**Supplied records**.

**********

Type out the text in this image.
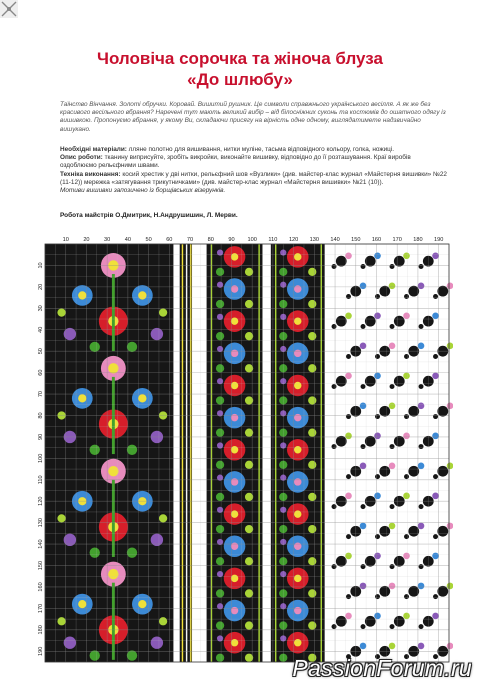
Чоловіча сорочка та жіноча блуза
«До шлюбу»

Таїнство Вінчання. Золоті обручки. Коровай. Вишитий рушник. Це символи справжнього українського весілля. А як же без красивого весільного вбрання? Наречені тут мають великий вибір – від білосніжних суконь та костюмів до ошатного одягу із вишивкою. Пропонуємо вбрання, у якому Ви, складаючи присягу на вірність одне одному, виглядатимете надзвичайно вишукано.

Необхідні матеріали: лляне полотно для вишивання, нитки муліне, тасьма відповідного кольору, голка, ножиці.
Опис роботи: тканину виприсуйте, зробіть викройки, виконайте вишивку, відповідно до її розташування. Краї виробів оздоблюємо рельєфними швами.
Техніка виконання: косий хрестик у дві нитки, рельєфний шов «Вузлики» (див. майстер-клас журнал «Майстерня вишивки» №22 (11-12)) мережка «затягування трикутничками» (див. майстер-клас журнал «Майстерня вишивки» №21 (10)).
Мотиви вишивки запозичено із борщівських візерунків.

Робота майстрів О.Дмитрик, Н.Андрушишин, Л. Мерви.

10	20	30	40	50	60	70	80	90 100 110 120 130 140 150 160 170 180 190
10
20
30
40
50
60
70
80
90
100
110
120
130
140
150
160
170
180
190
PassionForum.ru
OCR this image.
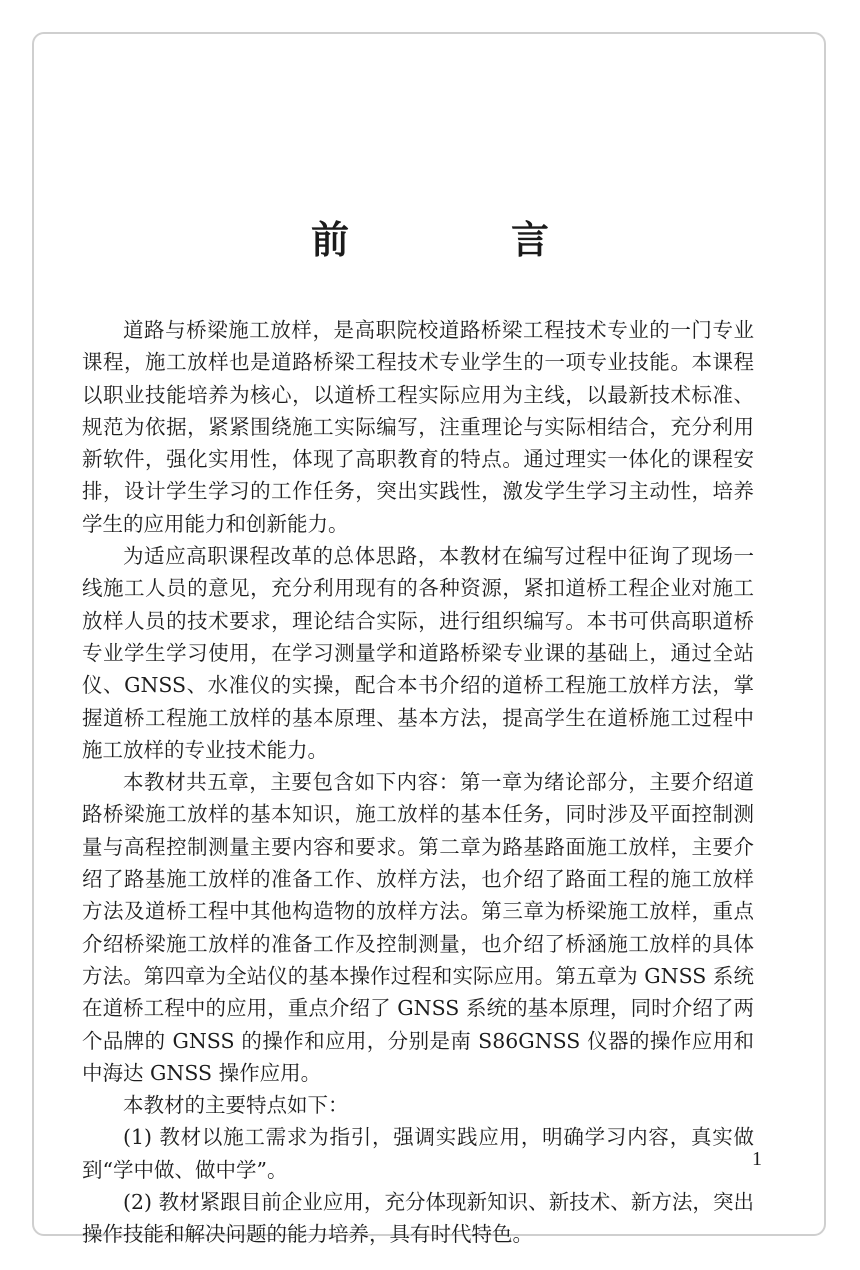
前　言

道路与桥梁施工放样，是高职院校道路桥梁工程技术专业的一门专业课程，施工放样也是道路桥梁工程技术专业学生的一项专业技能。本课程以职业技能培养为核心，以道桥工程实际应用为主线，以最新技术标准、规范为依据，紧紧围绕施工实际编写，注重理论与实际相结合，充分利用新软件，强化实用性，体现了高职教育的特点。通过理实一体化的课程安排，设计学生学习的工作任务，突出实践性，激发学生学习主动性，培养学生的应用能力和创新能力。

为适应高职课程改革的总体思路，本教材在编写过程中征询了现场一线施工人员的意见，充分利用现有的各种资源，紧扣道桥工程企业对施工放样人员的技术要求，理论结合实际，进行组织编写。本书可供高职道桥专业学生学习使用，在学习测量学和道路桥梁专业课的基础上，通过全站仪、GNSS、水准仪的实操，配合本书介绍的道桥工程施工放样方法，掌握道桥工程施工放样的基本原理、基本方法，提高学生在道桥施工过程中施工放样的专业技术能力。

本教材共五章，主要包含如下内容：第一章为绪论部分，主要介绍道路桥梁施工放样的基本知识，施工放样的基本任务，同时涉及平面控制测量与高程控制测量主要内容和要求。第二章为路基路面施工放样，主要介绍了路基施工放样的准备工作、放样方法，也介绍了路面工程的施工放样方法及道桥工程中其他构造物的放样方法。第三章为桥梁施工放样，重点介绍桥梁施工放样的准备工作及控制测量，也介绍了桥涵施工放样的具体方法。第四章为全站仪的基本操作过程和实际应用。第五章为 GNSS 系统在道桥工程中的应用，重点介绍了 GNSS 系统的基本原理，同时介绍了两个品牌的 GNSS 的操作和应用，分别是南 S86GNSS 仪器的操作应用和中海达 GNSS 操作应用。

本教材的主要特点如下：

(1) 教材以施工需求为指引，强调实践应用，明确学习内容，真实做到“学中做、做中学”。

(2) 教材紧跟目前企业应用，充分体现新知识、新技术、新方法，突出操作技能和解决问题的能力培养，具有时代特色。

1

**********

**What you should do**.
Go through the entries above and output them exactly, without pictures.

**Output of the exercise**.
Type out the text in this image.
Чоловіча сорочка та жіноча блуза
«До шлюбу»

Таїнство Вінчання. Золоті обручки. Коровай. Вишитий рушник. Це символи справжнього українського весілля. А як же без красивого весільного вбрання? Наречені тут мають великий вибір – від білосніжних суконь та костюмів до ошатного одягу із вишивкою. Пропонуємо вбрання, у якому Ви, складаючи присягу на вірність одне одному, виглядатимете надзвичайно вишукано.

Необхідні матеріали: лляне полотно для вишивання, нитки муліне, тасьма відповідного кольору, голка, ножиці.
Опис роботи: тканину виприсуйте, зробіть викройки, виконайте вишивку, відповідно до її розташування. Краї виробів оздоблюємо рельєфними швами.
Техніка виконання: косий хрестик у дві нитки, рельєфний шов «Вузлики» (див. майстер-клас журнал «Майстерня вишивки» №22 (11-12)) мережка «затягування трикутничками» (див. майстер-клас журнал «Майстерня вишивки» №21 (10)).
Мотиви вишивки запозичено із борщівських візерунків.

Робота майстрів О.Дмитрик, Н.Андрушишин, Л. Мерви.

10	20	30	40	50	60	70	80	90 100 110 120 130 140 150 160 170 180 190
10
20
30
40
50
60
70
80
90
100
110
120
130
140
150
160
170
180
190
PassionForum.ru
OCR this image.
前　言

道路与桥梁施工放样，是高职院校道路桥梁工程技术专业的一门专业课程，施工放样也是道路桥梁工程技术专业学生的一项专业技能。本课程以职业技能培养为核心，以道桥工程实际应用为主线，以最新技术标准、规范为依据，紧紧围绕施工实际编写，注重理论与实际相结合，充分利用新软件，强化实用性，体现了高职教育的特点。通过理实一体化的课程安排，设计学生学习的工作任务，突出实践性，激发学生学习主动性，培养学生的应用能力和创新能力。

为适应高职课程改革的总体思路，本教材在编写过程中征询了现场一线施工人员的意见，充分利用现有的各种资源，紧扣道桥工程企业对施工放样人员的技术要求，理论结合实际，进行组织编写。本书可供高职道桥专业学生学习使用，在学习测量学和道路桥梁专业课的基础上，通过全站仪、GNSS、水准仪的实操，配合本书介绍的道桥工程施工放样方法，掌握道桥工程施工放样的基本原理、基本方法，提高学生在道桥施工过程中施工放样的专业技术能力。

本教材共五章，主要包含如下内容：第一章为绪论部分，主要介绍道路桥梁施工放样的基本知识，施工放样的基本任务，同时涉及平面控制测量与高程控制测量主要内容和要求。第二章为路基路面施工放样，主要介绍了路基施工放样的准备工作、放样方法，也介绍了路面工程的施工放样方法及道桥工程中其他构造物的放样方法。第三章为桥梁施工放样，重点介绍桥梁施工放样的准备工作及控制测量，也介绍了桥涵施工放样的具体方法。第四章为全站仪的基本操作过程和实际应用。第五章为 GNSS 系统在道桥工程中的应用，重点介绍了 GNSS 系统的基本原理，同时介绍了两个品牌的 GNSS 的操作和应用，分别是南 S86GNSS 仪器的操作应用和中海达 GNSS 操作应用。

本教材的主要特点如下：

(1) 教材以施工需求为指引，强调实践应用，明确学习内容，真实做到“学中做、做中学”。

(2) 教材紧跟目前企业应用，充分体现新知识、新技术、新方法，突出操作技能和解决问题的能力培养，具有时代特色。

1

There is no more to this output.